Copy out every line of the material below word for word. Leave the pictures out.

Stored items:
□ □ □ □

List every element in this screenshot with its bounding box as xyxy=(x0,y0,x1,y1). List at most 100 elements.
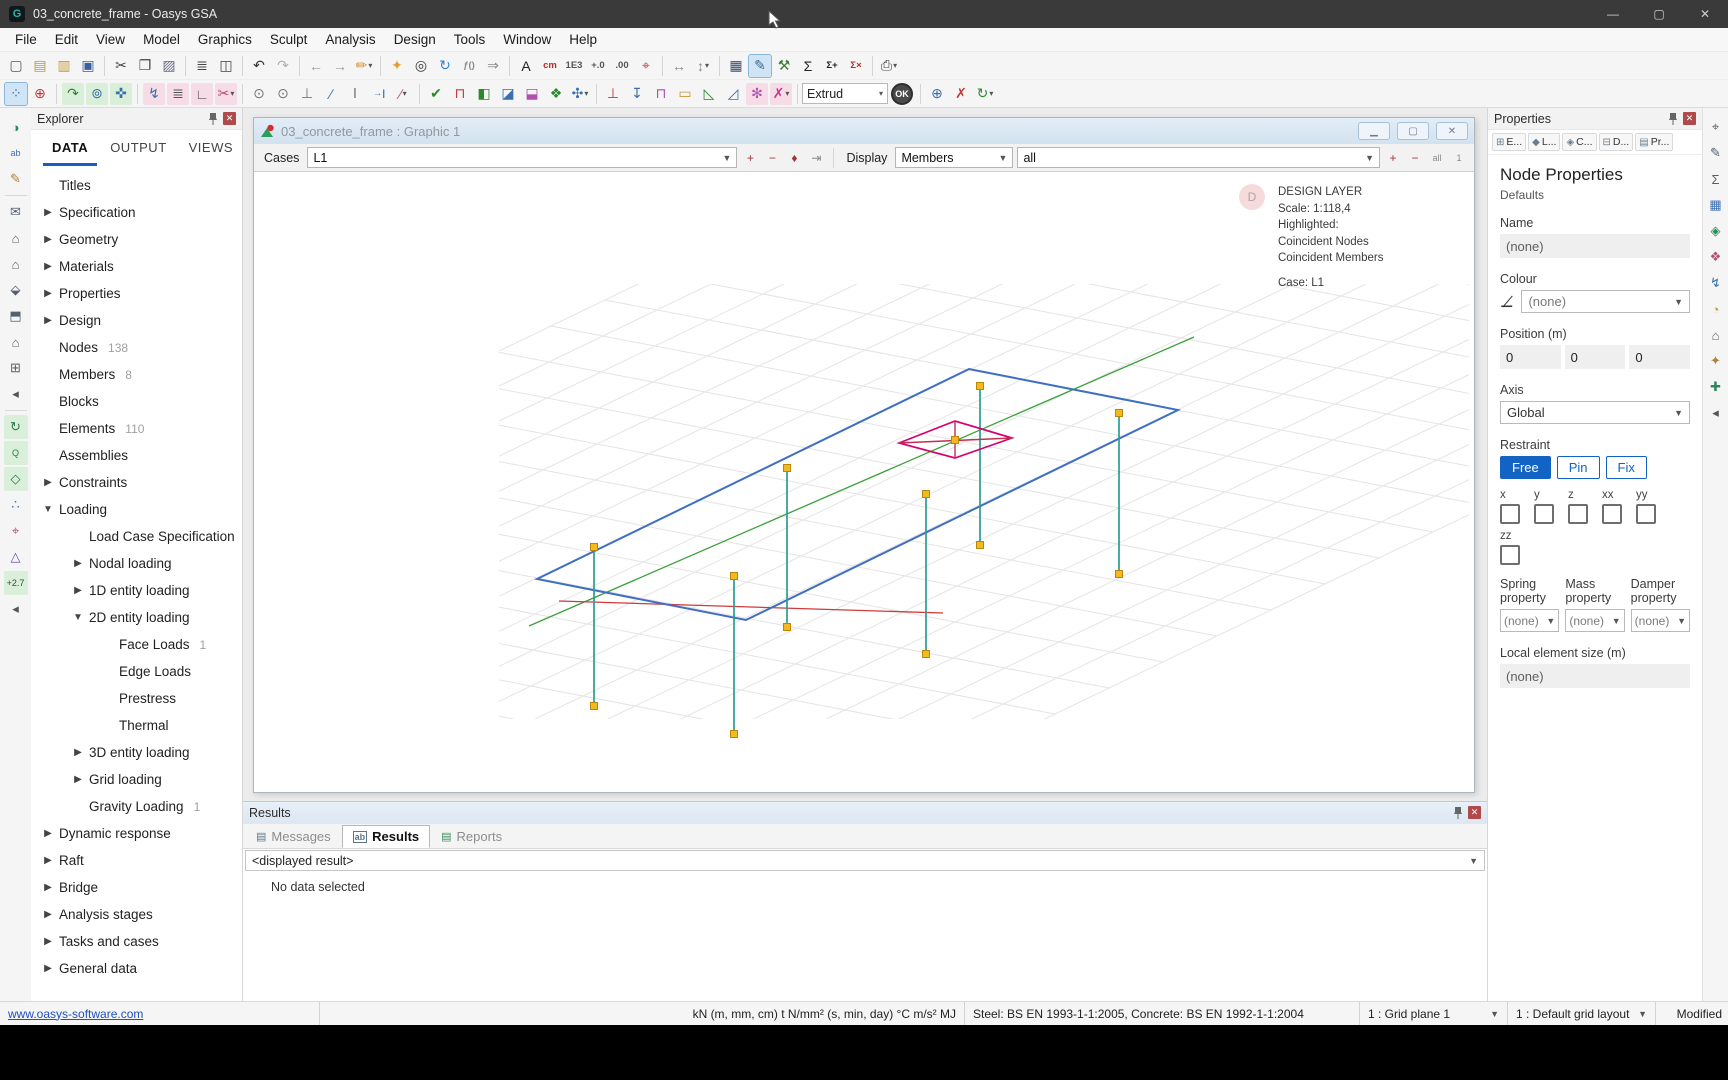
menu-help[interactable]: Help xyxy=(560,30,606,49)
menu-view[interactable]: View xyxy=(87,30,134,49)
axes-triad-icon[interactable]: ⌖ xyxy=(635,55,657,77)
chevron-down-icon[interactable]: ▾ xyxy=(893,61,897,70)
tree-item-analysis-stages[interactable]: ▶Analysis stages xyxy=(31,901,242,928)
expand-arrow-icon[interactable]: ▶ xyxy=(37,882,59,893)
orbit-icon[interactable]: ↻ xyxy=(4,415,28,439)
tree-item-titles[interactable]: Titles xyxy=(31,172,242,199)
font-icon[interactable]: A xyxy=(515,55,537,77)
name-input[interactable]: (none) xyxy=(1500,234,1690,258)
menu-window[interactable]: Window xyxy=(494,30,560,49)
tree-item-nodal-loading[interactable]: ▶Nodal loading xyxy=(31,550,242,577)
palette-icon[interactable]: ❖ xyxy=(1704,245,1728,269)
case-view-icon[interactable]: ⌂ xyxy=(4,330,28,354)
menu-design[interactable]: Design xyxy=(385,30,445,49)
volumes-icon[interactable]: ⌂ xyxy=(1704,323,1728,347)
expand-arrow-icon[interactable]: ▼ xyxy=(37,504,59,515)
load-tri-left-icon[interactable]: ◺ xyxy=(698,83,720,105)
member-flip-x-icon[interactable]: ⊓ xyxy=(449,83,471,105)
tree-item-members[interactable]: Members8 xyxy=(31,361,242,388)
expand-arrow-icon[interactable]: ▶ xyxy=(37,207,59,218)
tab-messages[interactable]: ▤ Messages xyxy=(245,825,342,848)
layers-icon[interactable]: ≣ xyxy=(167,83,189,105)
member-mirror-icon[interactable]: ⬓ xyxy=(521,83,543,105)
sculpt-mode-icon[interactable]: ✎ xyxy=(4,167,28,191)
trim-icon[interactable]: ✂▾ xyxy=(215,83,237,105)
cut-icon[interactable]: ✂ xyxy=(110,55,132,77)
exponent-icon[interactable]: 1E3 xyxy=(563,55,585,77)
expand-arrow-icon[interactable]: ▶ xyxy=(37,909,59,920)
sum-icon[interactable]: Σ xyxy=(797,55,819,77)
sculpt-circle-icon[interactable]: ⊚ xyxy=(86,83,108,105)
results-sigma-icon[interactable]: Σ xyxy=(1704,167,1728,191)
tree-item-raft[interactable]: ▶Raft xyxy=(31,847,242,874)
tree-item-dynamic-response[interactable]: ▶Dynamic response xyxy=(31,820,242,847)
tree-item-materials[interactable]: ▶Materials xyxy=(31,253,242,280)
print-icon[interactable]: ≣ xyxy=(191,55,213,77)
select-elements-icon[interactable]: ⌖ xyxy=(4,519,28,543)
tree-item-2d-entity-loading[interactable]: ▼2D entity loading xyxy=(31,604,242,631)
position-y-input[interactable]: 0 xyxy=(1565,345,1626,369)
tree-item-blocks[interactable]: Blocks xyxy=(31,388,242,415)
expand-arrow-icon[interactable]: ▶ xyxy=(67,774,89,785)
oasys-website-link[interactable]: www.oasys-software.com xyxy=(8,1007,143,1021)
tree-item-grid-loading[interactable]: ▶Grid loading xyxy=(31,766,242,793)
tree-item-3d-entity-loading[interactable]: ▶3D entity loading xyxy=(31,739,242,766)
tree-item-gravity-loading[interactable]: Gravity Loading1 xyxy=(31,793,242,820)
menu-file[interactable]: File xyxy=(6,30,46,49)
expand-list-button[interactable]: + xyxy=(1384,151,1402,165)
select-one-button[interactable]: 1 xyxy=(1450,153,1468,163)
graphic-minimize-button[interactable]: ▁ xyxy=(1358,122,1390,140)
displayed-result-combo[interactable]: <displayed result> ▼ xyxy=(245,850,1485,871)
node-marker[interactable] xyxy=(591,544,598,551)
menu-graphics[interactable]: Graphics xyxy=(189,30,261,49)
iso-view-icon[interactable]: ◇ xyxy=(4,467,28,491)
node-marker[interactable] xyxy=(923,491,930,498)
back-icon[interactable]: ← xyxy=(305,55,327,77)
highlight-icon[interactable]: ✦ xyxy=(1704,349,1728,373)
member-rotate-icon[interactable]: ❖ xyxy=(545,83,567,105)
remove-case-button[interactable]: − xyxy=(763,151,781,165)
save-file-icon[interactable]: ▣ xyxy=(77,55,99,77)
tree-item-thermal[interactable]: Thermal xyxy=(31,712,242,739)
pin-icon[interactable] xyxy=(208,112,218,126)
display-combo[interactable]: Members▼ xyxy=(895,147,1013,168)
node-marker[interactable] xyxy=(977,542,984,549)
annotate-icon[interactable]: ✎ xyxy=(1704,141,1728,165)
support-add-icon[interactable]: ⊥ xyxy=(602,83,624,105)
expand-arrow-icon[interactable]: ▶ xyxy=(37,234,59,245)
expand-arrow-icon[interactable]: ▶ xyxy=(37,855,59,866)
tree-item-tasks-and-cases[interactable]: ▶Tasks and cases xyxy=(31,928,242,955)
expand-horizontal-icon[interactable]: ↔ xyxy=(668,55,690,77)
chevron-down-icon[interactable]: ▾ xyxy=(705,61,709,70)
goto-icon[interactable]: ⇒ xyxy=(482,55,504,77)
menu-edit[interactable]: Edit xyxy=(46,30,87,49)
paste-icon[interactable]: ▨ xyxy=(158,55,180,77)
sum-add-icon[interactable]: Σ+ xyxy=(821,55,843,77)
diagonal-member-icon[interactable]: ∕▾ xyxy=(392,83,414,105)
dof-yy-checkbox[interactable] xyxy=(1636,504,1656,524)
props-tab-elements[interactable]: ⊞E... xyxy=(1492,133,1526,151)
sum-remove-icon[interactable]: Σ× xyxy=(845,55,867,77)
tree-item-general-data[interactable]: ▶General data xyxy=(31,955,242,982)
coordinates-icon[interactable]: +2.7 xyxy=(4,571,28,595)
new-file-icon[interactable]: ▢ xyxy=(5,55,27,77)
table-view-icon[interactable]: ▦ xyxy=(725,55,747,77)
sculpt-joint-icon[interactable]: ✜ xyxy=(110,83,132,105)
expand-arrow-icon[interactable]: ▶ xyxy=(67,585,89,596)
tree-item-1d-entity-loading[interactable]: ▶1D entity loading xyxy=(31,577,242,604)
expand-arrow-icon[interactable]: ▶ xyxy=(67,558,89,569)
dof-zz-checkbox[interactable] xyxy=(1500,545,1520,565)
dof-xx-checkbox[interactable] xyxy=(1602,504,1622,524)
restraint-free-button[interactable]: Free xyxy=(1500,456,1551,479)
graphic-views-icon[interactable]: ◑ xyxy=(4,115,28,139)
tree-item-specification[interactable]: ▶Specification xyxy=(31,199,242,226)
expand-arrow-icon[interactable]: ▶ xyxy=(37,477,59,488)
expand-arrow-icon[interactable]: ▼ xyxy=(67,612,89,623)
increase-decimals-icon[interactable]: +.0 xyxy=(587,55,609,77)
drag-nodes-icon[interactable]: ⁘ xyxy=(5,83,27,105)
close-button[interactable]: ✕ xyxy=(1682,0,1728,28)
section-view-icon[interactable]: ✉ xyxy=(4,200,28,224)
tree-item-properties[interactable]: ▶Properties xyxy=(31,280,242,307)
expand-arrow-icon[interactable]: ▶ xyxy=(37,315,59,326)
tree-item-elements[interactable]: Elements110 xyxy=(31,415,242,442)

□ □ □ □

> Solution to the problem
List every element in this screenshot with its bounding box as xyxy=(x0,y0,x1,y1). List at most 100 elements.
menu-help[interactable]: Help xyxy=(560,30,606,49)
menu-view[interactable]: View xyxy=(87,30,134,49)
axes-triad-icon[interactable]: ⌖ xyxy=(635,55,657,77)
chevron-down-icon[interactable]: ▾ xyxy=(893,61,897,70)
tree-item-analysis-stages[interactable]: ▶Analysis stages xyxy=(31,901,242,928)
expand-arrow-icon[interactable]: ▶ xyxy=(37,882,59,893)
orbit-icon[interactable]: ↻ xyxy=(4,415,28,439)
tree-item-titles[interactable]: Titles xyxy=(31,172,242,199)
font-icon[interactable]: A xyxy=(515,55,537,77)
name-input[interactable]: (none) xyxy=(1500,234,1690,258)
menu-window[interactable]: Window xyxy=(494,30,560,49)
tree-item-nodal-loading[interactable]: ▶Nodal loading xyxy=(31,550,242,577)
palette-icon[interactable]: ❖ xyxy=(1704,245,1728,269)
case-view-icon[interactable]: ⌂ xyxy=(4,330,28,354)
menu-design[interactable]: Design xyxy=(385,30,445,49)
volumes-icon[interactable]: ⌂ xyxy=(1704,323,1728,347)
expand-arrow-icon[interactable]: ▼ xyxy=(37,504,59,515)
load-tri-left-icon[interactable]: ◺ xyxy=(698,83,720,105)
member-flip-x-icon[interactable]: ⊓ xyxy=(449,83,471,105)
tree-item-members[interactable]: Members8 xyxy=(31,361,242,388)
expand-arrow-icon[interactable]: ▶ xyxy=(37,207,59,218)
tab-messages[interactable]: ▤ Messages xyxy=(245,825,342,848)
layers-icon[interactable]: ≣ xyxy=(167,83,189,105)
member-mirror-icon[interactable]: ⬓ xyxy=(521,83,543,105)
sculpt-mode-icon[interactable]: ✎ xyxy=(4,167,28,191)
trim-icon[interactable]: ✂▾ xyxy=(215,83,237,105)
cut-icon[interactable]: ✂ xyxy=(110,55,132,77)
exponent-icon[interactable]: 1E3 xyxy=(563,55,585,77)
expand-arrow-icon[interactable]: ▶ xyxy=(37,909,59,920)
sum-icon[interactable]: Σ xyxy=(797,55,819,77)
sculpt-circle-icon[interactable]: ⊚ xyxy=(86,83,108,105)
results-sigma-icon[interactable]: Σ xyxy=(1704,167,1728,191)
tree-item-raft[interactable]: ▶Raft xyxy=(31,847,242,874)
tree-item-dynamic-response[interactable]: ▶Dynamic response xyxy=(31,820,242,847)
tree-item-materials[interactable]: ▶Materials xyxy=(31,253,242,280)
print-icon[interactable]: ≣ xyxy=(191,55,213,77)
select-elements-icon[interactable]: ⌖ xyxy=(4,519,28,543)
tree-item-2d-entity-loading[interactable]: ▼2D entity loading xyxy=(31,604,242,631)
position-y-input[interactable]: 0 xyxy=(1565,345,1626,369)
tree-item-blocks[interactable]: Blocks xyxy=(31,388,242,415)
expand-arrow-icon[interactable]: ▶ xyxy=(67,774,89,785)
oasys-website-link[interactable]: www.oasys-software.com xyxy=(8,1007,143,1021)
tree-item-grid-loading[interactable]: ▶Grid loading xyxy=(31,766,242,793)
tree-item-3d-entity-loading[interactable]: ▶3D entity loading xyxy=(31,739,242,766)
tree-item-gravity-loading[interactable]: Gravity Loading1 xyxy=(31,793,242,820)
menu-file[interactable]: File xyxy=(6,30,46,49)
expand-list-button[interactable]: + xyxy=(1384,151,1402,165)
select-one-button[interactable]: 1 xyxy=(1450,153,1468,163)
graphic-minimize-button[interactable]: ▁ xyxy=(1358,122,1390,140)
displayed-result-combo[interactable]: <displayed result> ▼ xyxy=(245,850,1485,871)
node-marker[interactable] xyxy=(591,544,598,551)
menu-graphics[interactable]: Graphics xyxy=(189,30,261,49)
iso-view-icon[interactable]: ◇ xyxy=(4,467,28,491)
node-marker[interactable] xyxy=(923,491,930,498)
back-icon[interactable]: ← xyxy=(305,55,327,77)
highlight-icon[interactable]: ✦ xyxy=(1704,349,1728,373)
member-rotate-icon[interactable]: ❖ xyxy=(545,83,567,105)
remove-case-button[interactable]: − xyxy=(763,151,781,165)
save-file-icon[interactable]: ▣ xyxy=(77,55,99,77)
tree-item-thermal[interactable]: Thermal xyxy=(31,712,242,739)
pin-icon[interactable] xyxy=(208,112,218,126)
display-combo[interactable]: Members▼ xyxy=(895,147,1013,168)
node-marker[interactable] xyxy=(977,542,984,549)
annotate-icon[interactable]: ✎ xyxy=(1704,141,1728,165)
support-add-icon[interactable]: ⊥ xyxy=(602,83,624,105)
expand-arrow-icon[interactable]: ▶ xyxy=(37,234,59,245)
expand-arrow-icon[interactable]: ▶ xyxy=(37,855,59,866)
tree-item-tasks-and-cases[interactable]: ▶Tasks and cases xyxy=(31,928,242,955)
expand-horizontal-icon[interactable]: ↔ xyxy=(668,55,690,77)
chevron-down-icon[interactable]: ▾ xyxy=(705,61,709,70)
goto-icon[interactable]: ⇒ xyxy=(482,55,504,77)
menu-edit[interactable]: Edit xyxy=(46,30,87,49)
paste-icon[interactable]: ▨ xyxy=(158,55,180,77)
sum-add-icon[interactable]: Σ+ xyxy=(821,55,843,77)
diagonal-member-icon[interactable]: ∕▾ xyxy=(392,83,414,105)
dof-yy-checkbox[interactable] xyxy=(1636,504,1656,524)
props-tab-elements[interactable]: ⊞E... xyxy=(1492,133,1526,151)
sum-remove-icon[interactable]: Σ× xyxy=(845,55,867,77)
tree-item-general-data[interactable]: ▶General data xyxy=(31,955,242,982)
coordinates-icon[interactable]: +2.7 xyxy=(4,571,28,595)
new-file-icon[interactable]: ▢ xyxy=(5,55,27,77)
table-view-icon[interactable]: ▦ xyxy=(725,55,747,77)
sculpt-joint-icon[interactable]: ✜ xyxy=(110,83,132,105)
expand-arrow-icon[interactable]: ▶ xyxy=(67,585,89,596)
tree-item-1d-entity-loading[interactable]: ▶1D entity loading xyxy=(31,577,242,604)
expand-arrow-icon[interactable]: ▶ xyxy=(67,558,89,569)
dof-zz-checkbox[interactable] xyxy=(1500,545,1520,565)
dof-xx-checkbox[interactable] xyxy=(1602,504,1622,524)
restraint-free-button[interactable]: Free xyxy=(1500,456,1551,479)
graphic-views-icon[interactable]: ◑ xyxy=(4,115,28,139)
tree-item-specification[interactable]: ▶Specification xyxy=(31,199,242,226)
expand-arrow-icon[interactable]: ▶ xyxy=(37,477,59,488)
expand-arrow-icon[interactable]: ▼ xyxy=(67,612,89,623)
increase-decimals-icon[interactable]: +.0 xyxy=(587,55,609,77)
drag-nodes-icon[interactable]: ⁘ xyxy=(5,83,27,105)
close-button[interactable]: ✕ xyxy=(1682,0,1728,28)
section-view-icon[interactable]: ✉ xyxy=(4,200,28,224)
tree-item-properties[interactable]: ▶Properties xyxy=(31,280,242,307)
expand-arrow-icon[interactable]: ▶ xyxy=(37,315,59,326)
tree-item-elements[interactable]: Elements110 xyxy=(31,415,242,442)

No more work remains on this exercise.